Would you extract the whole listing below and retype it exactly?
—————
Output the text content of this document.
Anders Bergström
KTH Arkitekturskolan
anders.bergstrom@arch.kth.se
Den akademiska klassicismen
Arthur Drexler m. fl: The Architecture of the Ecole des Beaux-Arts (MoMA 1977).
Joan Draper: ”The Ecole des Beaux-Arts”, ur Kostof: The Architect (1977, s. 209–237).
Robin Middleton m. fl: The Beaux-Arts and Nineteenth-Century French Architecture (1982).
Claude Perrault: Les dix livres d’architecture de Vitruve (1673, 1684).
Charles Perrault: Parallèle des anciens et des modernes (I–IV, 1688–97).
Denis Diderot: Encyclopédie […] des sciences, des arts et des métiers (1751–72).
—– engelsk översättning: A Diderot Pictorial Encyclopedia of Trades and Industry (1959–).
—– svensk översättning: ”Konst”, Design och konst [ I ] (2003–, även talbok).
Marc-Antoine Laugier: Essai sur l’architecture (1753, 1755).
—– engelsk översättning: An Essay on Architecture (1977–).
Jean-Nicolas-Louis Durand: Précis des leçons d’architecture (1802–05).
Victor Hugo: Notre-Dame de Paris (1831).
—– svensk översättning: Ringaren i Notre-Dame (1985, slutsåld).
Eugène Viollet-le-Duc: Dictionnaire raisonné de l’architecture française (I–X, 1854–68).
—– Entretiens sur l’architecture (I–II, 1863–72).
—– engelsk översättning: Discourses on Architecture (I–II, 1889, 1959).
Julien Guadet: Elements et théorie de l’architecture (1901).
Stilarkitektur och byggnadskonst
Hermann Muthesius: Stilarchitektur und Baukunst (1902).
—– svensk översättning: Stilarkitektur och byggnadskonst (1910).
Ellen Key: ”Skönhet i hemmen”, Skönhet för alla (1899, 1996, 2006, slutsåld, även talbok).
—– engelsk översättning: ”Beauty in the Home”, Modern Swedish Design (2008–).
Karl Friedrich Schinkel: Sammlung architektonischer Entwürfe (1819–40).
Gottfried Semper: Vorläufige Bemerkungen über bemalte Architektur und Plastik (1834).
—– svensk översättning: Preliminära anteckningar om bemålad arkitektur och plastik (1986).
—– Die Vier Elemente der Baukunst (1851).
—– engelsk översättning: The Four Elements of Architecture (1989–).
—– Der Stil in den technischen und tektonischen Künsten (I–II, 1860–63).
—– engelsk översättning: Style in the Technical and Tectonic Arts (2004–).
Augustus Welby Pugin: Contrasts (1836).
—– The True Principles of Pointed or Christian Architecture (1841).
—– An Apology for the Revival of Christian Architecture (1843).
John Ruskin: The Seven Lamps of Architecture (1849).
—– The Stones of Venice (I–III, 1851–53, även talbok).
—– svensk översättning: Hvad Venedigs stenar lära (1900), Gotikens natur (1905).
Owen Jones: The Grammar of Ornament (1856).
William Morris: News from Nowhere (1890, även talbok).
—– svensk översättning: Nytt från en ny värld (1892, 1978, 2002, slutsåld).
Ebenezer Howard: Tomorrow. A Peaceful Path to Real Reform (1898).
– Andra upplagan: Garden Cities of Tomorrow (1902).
—————
### Full solution
Output the text content of this document.
Anders Bergström
KTH Arkitekturskolan
anders.bergstrom@arch.kth.se
Den akademiska klassicismen
Arthur Drexler m. fl: The Architecture of the Ecole des Beaux-Arts (MoMA 1977).
Joan Draper: ”The Ecole des Beaux-Arts”, ur Kostof: The Architect (1977, s. 209–237).
Robin Middleton m. fl: The Beaux-Arts and Nineteenth-Century French Architecture (1982).
Claude Perrault: Les dix livres d’architecture de Vitruve (1673, 1684).
Charles Perrault: Parallèle des anciens et des modernes (I–IV, 1688–97).
Denis Diderot: Encyclopédie […] des sciences, des arts et des métiers (1751–72).
—– engelsk översättning: A Diderot Pictorial Encyclopedia of Trades and Industry (1959–).
—– svensk översättning: ”Konst”, Design och konst [ I ] (2003–, även talbok).
Marc-Antoine Laugier: Essai sur l’architecture (1753, 1755).
—– engelsk översättning: An Essay on Architecture (1977–).
Jean-Nicolas-Louis Durand: Précis des leçons d’architecture (1802–05).
Victor Hugo: Notre-Dame de Paris (1831).
—– svensk översättning: Ringaren i Notre-Dame (1985, slutsåld).
Eugène Viollet-le-Duc: Dictionnaire raisonné de l’architecture française (I–X, 1854–68).
—– Entretiens sur l’architecture (I–II, 1863–72).
—– engelsk översättning: Discourses on Architecture (I–II, 1889, 1959).
Julien Guadet: Elements et théorie de l’architecture (1901).
Stilarkitektur och byggnadskonst
Hermann Muthesius: Stilarchitektur und Baukunst (1902).
—– svensk översättning: Stilarkitektur och byggnadskonst (1910).
Ellen Key: ”Skönhet i hemmen”, Skönhet för alla (1899, 1996, 2006, slutsåld, även talbok).
—– engelsk översättning: ”Beauty in the Home”, Modern Swedish Design (2008–).
Karl Friedrich Schinkel: Sammlung architektonischer Entwürfe (1819–40).
Gottfried Semper: Vorläufige Bemerkungen über bemalte Architektur und Plastik (1834).
—– svensk översättning: Preliminära anteckningar om bemålad arkitektur och plastik (1986).
—– Die Vier Elemente der Baukunst (1851).
—– engelsk översättning: The Four Elements of Architecture (1989–).
—– Der Stil in den technischen und tektonischen Künsten (I–II, 1860–63).
—– engelsk översättning: Style in the Technical and Tectonic Arts (2004–).
Augustus Welby Pugin: Contrasts (1836).
—– The True Principles of Pointed or Christian Architecture (1841).
—– An Apology for the Revival of Christian Architecture (1843).
John Ruskin: The Seven Lamps of Architecture (1849).
—– The Stones of Venice (I–III, 1851–53, även talbok).
—– svensk översättning: Hvad Venedigs stenar lära (1900), Gotikens natur (1905).
Owen Jones: The Grammar of Ornament (1856).
William Morris: News from Nowhere (1890, även talbok).
—– svensk översättning: Nytt från en ny värld (1892, 1978, 2002, slutsåld).
Ebenezer Howard: Tomorrow. A Peaceful Path to Real Reform (1898).
– Andra upplagan: Garden Cities of Tomorrow (1902).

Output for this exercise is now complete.